BEGIN Records for this exercise
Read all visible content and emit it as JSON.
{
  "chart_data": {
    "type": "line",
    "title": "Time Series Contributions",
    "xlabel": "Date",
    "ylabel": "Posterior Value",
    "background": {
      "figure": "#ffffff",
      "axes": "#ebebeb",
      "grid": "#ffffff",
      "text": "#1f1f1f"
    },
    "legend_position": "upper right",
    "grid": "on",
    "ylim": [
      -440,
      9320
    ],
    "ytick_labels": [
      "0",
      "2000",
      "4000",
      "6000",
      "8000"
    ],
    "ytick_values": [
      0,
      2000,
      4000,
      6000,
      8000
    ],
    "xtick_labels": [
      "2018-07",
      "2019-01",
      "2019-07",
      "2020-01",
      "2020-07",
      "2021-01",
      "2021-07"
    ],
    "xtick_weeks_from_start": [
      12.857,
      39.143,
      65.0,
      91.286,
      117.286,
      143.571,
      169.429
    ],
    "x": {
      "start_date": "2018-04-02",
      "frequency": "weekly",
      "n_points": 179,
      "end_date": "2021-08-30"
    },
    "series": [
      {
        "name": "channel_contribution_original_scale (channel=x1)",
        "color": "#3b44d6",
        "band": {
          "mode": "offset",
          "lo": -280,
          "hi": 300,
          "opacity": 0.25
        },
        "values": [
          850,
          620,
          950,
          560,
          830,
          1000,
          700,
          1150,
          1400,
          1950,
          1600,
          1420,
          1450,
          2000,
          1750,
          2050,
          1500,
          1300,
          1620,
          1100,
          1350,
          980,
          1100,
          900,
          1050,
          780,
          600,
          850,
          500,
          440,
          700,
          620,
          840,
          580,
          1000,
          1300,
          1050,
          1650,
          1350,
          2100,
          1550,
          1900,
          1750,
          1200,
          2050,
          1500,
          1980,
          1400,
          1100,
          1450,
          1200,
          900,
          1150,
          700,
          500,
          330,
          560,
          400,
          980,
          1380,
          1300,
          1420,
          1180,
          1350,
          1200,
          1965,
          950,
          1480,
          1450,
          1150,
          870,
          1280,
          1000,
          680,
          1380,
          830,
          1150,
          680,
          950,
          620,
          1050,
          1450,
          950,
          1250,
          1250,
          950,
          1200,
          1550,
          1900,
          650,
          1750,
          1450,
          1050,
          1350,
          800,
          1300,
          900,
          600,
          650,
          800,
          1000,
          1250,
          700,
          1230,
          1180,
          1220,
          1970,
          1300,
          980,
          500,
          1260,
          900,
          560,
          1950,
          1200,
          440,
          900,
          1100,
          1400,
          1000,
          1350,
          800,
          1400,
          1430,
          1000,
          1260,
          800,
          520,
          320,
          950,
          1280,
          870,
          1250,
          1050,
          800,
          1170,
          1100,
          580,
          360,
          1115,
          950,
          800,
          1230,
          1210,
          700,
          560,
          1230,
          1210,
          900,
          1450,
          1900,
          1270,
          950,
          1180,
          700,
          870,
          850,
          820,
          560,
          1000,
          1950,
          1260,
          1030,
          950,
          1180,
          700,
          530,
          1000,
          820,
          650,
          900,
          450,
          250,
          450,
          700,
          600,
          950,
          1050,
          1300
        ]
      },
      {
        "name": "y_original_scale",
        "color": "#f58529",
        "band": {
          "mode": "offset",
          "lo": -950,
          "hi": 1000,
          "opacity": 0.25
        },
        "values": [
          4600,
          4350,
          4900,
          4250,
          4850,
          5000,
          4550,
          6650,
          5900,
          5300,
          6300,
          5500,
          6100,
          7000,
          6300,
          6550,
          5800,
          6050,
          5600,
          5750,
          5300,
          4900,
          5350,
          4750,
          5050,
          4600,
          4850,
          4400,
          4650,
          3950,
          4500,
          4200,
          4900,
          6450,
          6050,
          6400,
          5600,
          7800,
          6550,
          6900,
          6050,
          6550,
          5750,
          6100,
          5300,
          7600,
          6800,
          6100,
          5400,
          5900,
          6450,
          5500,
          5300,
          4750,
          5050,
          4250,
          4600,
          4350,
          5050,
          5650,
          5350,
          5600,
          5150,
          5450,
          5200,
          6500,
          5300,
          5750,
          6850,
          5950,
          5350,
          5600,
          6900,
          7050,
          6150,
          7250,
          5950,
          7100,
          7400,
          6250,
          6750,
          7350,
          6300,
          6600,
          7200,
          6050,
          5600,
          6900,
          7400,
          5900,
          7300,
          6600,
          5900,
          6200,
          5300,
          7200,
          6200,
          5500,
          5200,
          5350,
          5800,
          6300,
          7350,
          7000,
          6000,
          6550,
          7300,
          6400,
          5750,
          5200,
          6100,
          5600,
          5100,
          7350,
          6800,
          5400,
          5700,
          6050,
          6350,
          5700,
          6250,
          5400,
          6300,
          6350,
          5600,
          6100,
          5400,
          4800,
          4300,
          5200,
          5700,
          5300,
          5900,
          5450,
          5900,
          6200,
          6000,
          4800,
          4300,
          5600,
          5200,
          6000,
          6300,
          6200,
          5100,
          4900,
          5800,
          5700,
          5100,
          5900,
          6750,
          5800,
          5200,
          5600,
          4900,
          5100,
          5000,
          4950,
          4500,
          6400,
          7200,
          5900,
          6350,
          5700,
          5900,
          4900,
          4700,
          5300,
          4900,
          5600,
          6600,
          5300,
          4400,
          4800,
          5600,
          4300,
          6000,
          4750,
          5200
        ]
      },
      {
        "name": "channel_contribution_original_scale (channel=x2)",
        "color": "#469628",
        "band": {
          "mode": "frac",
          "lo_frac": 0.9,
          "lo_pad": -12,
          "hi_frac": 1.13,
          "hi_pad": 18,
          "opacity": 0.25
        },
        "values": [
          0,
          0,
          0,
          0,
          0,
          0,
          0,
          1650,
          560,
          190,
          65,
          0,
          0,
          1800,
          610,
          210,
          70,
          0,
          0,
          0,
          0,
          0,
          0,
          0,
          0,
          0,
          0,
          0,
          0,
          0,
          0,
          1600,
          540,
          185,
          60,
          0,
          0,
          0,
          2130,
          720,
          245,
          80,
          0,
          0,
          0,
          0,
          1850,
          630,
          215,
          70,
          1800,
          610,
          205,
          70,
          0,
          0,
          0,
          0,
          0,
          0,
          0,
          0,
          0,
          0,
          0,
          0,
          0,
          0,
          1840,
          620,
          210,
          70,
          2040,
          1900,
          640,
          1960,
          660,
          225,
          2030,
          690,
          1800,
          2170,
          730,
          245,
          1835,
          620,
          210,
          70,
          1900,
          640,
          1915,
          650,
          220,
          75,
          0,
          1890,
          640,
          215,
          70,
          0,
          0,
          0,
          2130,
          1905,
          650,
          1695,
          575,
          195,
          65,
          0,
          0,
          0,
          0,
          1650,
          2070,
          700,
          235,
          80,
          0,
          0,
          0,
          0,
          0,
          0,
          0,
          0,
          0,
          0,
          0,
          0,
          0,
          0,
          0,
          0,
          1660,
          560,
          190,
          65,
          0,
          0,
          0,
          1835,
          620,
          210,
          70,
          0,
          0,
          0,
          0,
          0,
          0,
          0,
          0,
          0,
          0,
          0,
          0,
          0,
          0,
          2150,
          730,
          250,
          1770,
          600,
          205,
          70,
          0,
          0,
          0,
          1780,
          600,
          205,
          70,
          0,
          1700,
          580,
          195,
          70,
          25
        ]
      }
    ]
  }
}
END Records for this exercise
▶ _Short task_
All of the material must be reproduced exactly.

▶ _Task solution_
Read all visible content and emit it as JSON.
{
  "chart_data": {
    "type": "line",
    "title": "Time Series Contributions",
    "xlabel": "Date",
    "ylabel": "Posterior Value",
    "background": {
      "figure": "#ffffff",
      "axes": "#ebebeb",
      "grid": "#ffffff",
      "text": "#1f1f1f"
    },
    "legend_position": "upper right",
    "grid": "on",
    "ylim": [
      -440,
      9320
    ],
    "ytick_labels": [
      "0",
      "2000",
      "4000",
      "6000",
      "8000"
    ],
    "ytick_values": [
      0,
      2000,
      4000,
      6000,
      8000
    ],
    "xtick_labels": [
      "2018-07",
      "2019-01",
      "2019-07",
      "2020-01",
      "2020-07",
      "2021-01",
      "2021-07"
    ],
    "xtick_weeks_from_start": [
      12.857,
      39.143,
      65.0,
      91.286,
      117.286,
      143.571,
      169.429
    ],
    "x": {
      "start_date": "2018-04-02",
      "frequency": "weekly",
      "n_points": 179,
      "end_date": "2021-08-30"
    },
    "series": [
      {
        "name": "channel_contribution_original_scale (channel=x1)",
        "color": "#3b44d6",
        "band": {
          "mode": "offset",
          "lo": -280,
          "hi": 300,
          "opacity": 0.25
        },
        "values": [
          850,
          620,
          950,
          560,
          830,
          1000,
          700,
          1150,
          1400,
          1950,
          1600,
          1420,
          1450,
          2000,
          1750,
          2050,
          1500,
          1300,
          1620,
          1100,
          1350,
          980,
          1100,
          900,
          1050,
          780,
          600,
          850,
          500,
          440,
          700,
          620,
          840,
          580,
          1000,
          1300,
          1050,
          1650,
          1350,
          2100,
          1550,
          1900,
          1750,
          1200,
          2050,
          1500,
          1980,
          1400,
          1100,
          1450,
          1200,
          900,
          1150,
          700,
          500,
          330,
          560,
          400,
          980,
          1380,
          1300,
          1420,
          1180,
          1350,
          1200,
          1965,
          950,
          1480,
          1450,
          1150,
          870,
          1280,
          1000,
          680,
          1380,
          830,
          1150,
          680,
          950,
          620,
          1050,
          1450,
          950,
          1250,
          1250,
          950,
          1200,
          1550,
          1900,
          650,
          1750,
          1450,
          1050,
          1350,
          800,
          1300,
          900,
          600,
          650,
          800,
          1000,
          1250,
          700,
          1230,
          1180,
          1220,
          1970,
          1300,
          980,
          500,
          1260,
          900,
          560,
          1950,
          1200,
          440,
          900,
          1100,
          1400,
          1000,
          1350,
          800,
          1400,
          1430,
          1000,
          1260,
          800,
          520,
          320,
          950,
          1280,
          870,
          1250,
          1050,
          800,
          1170,
          1100,
          580,
          360,
          1115,
          950,
          800,
          1230,
          1210,
          700,
          560,
          1230,
          1210,
          900,
          1450,
          1900,
          1270,
          950,
          1180,
          700,
          870,
          850,
          820,
          560,
          1000,
          1950,
          1260,
          1030,
          950,
          1180,
          700,
          530,
          1000,
          820,
          650,
          900,
          450,
          250,
          450,
          700,
          600,
          950,
          1050,
          1300
        ]
      },
      {
        "name": "y_original_scale",
        "color": "#f58529",
        "band": {
          "mode": "offset",
          "lo": -950,
          "hi": 1000,
          "opacity": 0.25
        },
        "values": [
          4600,
          4350,
          4900,
          4250,
          4850,
          5000,
          4550,
          6650,
          5900,
          5300,
          6300,
          5500,
          6100,
          7000,
          6300,
          6550,
          5800,
          6050,
          5600,
          5750,
          5300,
          4900,
          5350,
          4750,
          5050,
          4600,
          4850,
          4400,
          4650,
          3950,
          4500,
          4200,
          4900,
          6450,
          6050,
          6400,
          5600,
          7800,
          6550,
          6900,
          6050,
          6550,
          5750,
          6100,
          5300,
          7600,
          6800,
          6100,
          5400,
          5900,
          6450,
          5500,
          5300,
          4750,
          5050,
          4250,
          4600,
          4350,
          5050,
          5650,
          5350,
          5600,
          5150,
          5450,
          5200,
          6500,
          5300,
          5750,
          6850,
          5950,
          5350,
          5600,
          6900,
          7050,
          6150,
          7250,
          5950,
          7100,
          7400,
          6250,
          6750,
          7350,
          6300,
          6600,
          7200,
          6050,
          5600,
          6900,
          7400,
          5900,
          7300,
          6600,
          5900,
          6200,
          5300,
          7200,
          6200,
          5500,
          5200,
          5350,
          5800,
          6300,
          7350,
          7000,
          6000,
          6550,
          7300,
          6400,
          5750,
          5200,
          6100,
          5600,
          5100,
          7350,
          6800,
          5400,
          5700,
          6050,
          6350,
          5700,
          6250,
          5400,
          6300,
          6350,
          5600,
          6100,
          5400,
          4800,
          4300,
          5200,
          5700,
          5300,
          5900,
          5450,
          5900,
          6200,
          6000,
          4800,
          4300,
          5600,
          5200,
          6000,
          6300,
          6200,
          5100,
          4900,
          5800,
          5700,
          5100,
          5900,
          6750,
          5800,
          5200,
          5600,
          4900,
          5100,
          5000,
          4950,
          4500,
          6400,
          7200,
          5900,
          6350,
          5700,
          5900,
          4900,
          4700,
          5300,
          4900,
          5600,
          6600,
          5300,
          4400,
          4800,
          5600,
          4300,
          6000,
          4750,
          5200
        ]
      },
      {
        "name": "channel_contribution_original_scale (channel=x2)",
        "color": "#469628",
        "band": {
          "mode": "frac",
          "lo_frac": 0.9,
          "lo_pad": -12,
          "hi_frac": 1.13,
          "hi_pad": 18,
          "opacity": 0.25
        },
        "values": [
          0,
          0,
          0,
          0,
          0,
          0,
          0,
          1650,
          560,
          190,
          65,
          0,
          0,
          1800,
          610,
          210,
          70,
          0,
          0,
          0,
          0,
          0,
          0,
          0,
          0,
          0,
          0,
          0,
          0,
          0,
          0,
          1600,
          540,
          185,
          60,
          0,
          0,
          0,
          2130,
          720,
          245,
          80,
          0,
          0,
          0,
          0,
          1850,
          630,
          215,
          70,
          1800,
          610,
          205,
          70,
          0,
          0,
          0,
          0,
          0,
          0,
          0,
          0,
          0,
          0,
          0,
          0,
          0,
          0,
          1840,
          620,
          210,
          70,
          2040,
          1900,
          640,
          1960,
          660,
          225,
          2030,
          690,
          1800,
          2170,
          730,
          245,
          1835,
          620,
          210,
          70,
          1900,
          640,
          1915,
          650,
          220,
          75,
          0,
          1890,
          640,
          215,
          70,
          0,
          0,
          0,
          2130,
          1905,
          650,
          1695,
          575,
          195,
          65,
          0,
          0,
          0,
          0,
          1650,
          2070,
          700,
          235,
          80,
          0,
          0,
          0,
          0,
          0,
          0,
          0,
          0,
          0,
          0,
          0,
          0,
          0,
          0,
          0,
          0,
          1660,
          560,
          190,
          65,
          0,
          0,
          0,
          1835,
          620,
          210,
          70,
          0,
          0,
          0,
          0,
          0,
          0,
          0,
          0,
          0,
          0,
          0,
          0,
          0,
          0,
          2150,
          730,
          250,
          1770,
          600,
          205,
          70,
          0,
          0,
          0,
          1780,
          600,
          205,
          70,
          0,
          1700,
          580,
          195,
          70,
          25
        ]
      }
    ]
  }
}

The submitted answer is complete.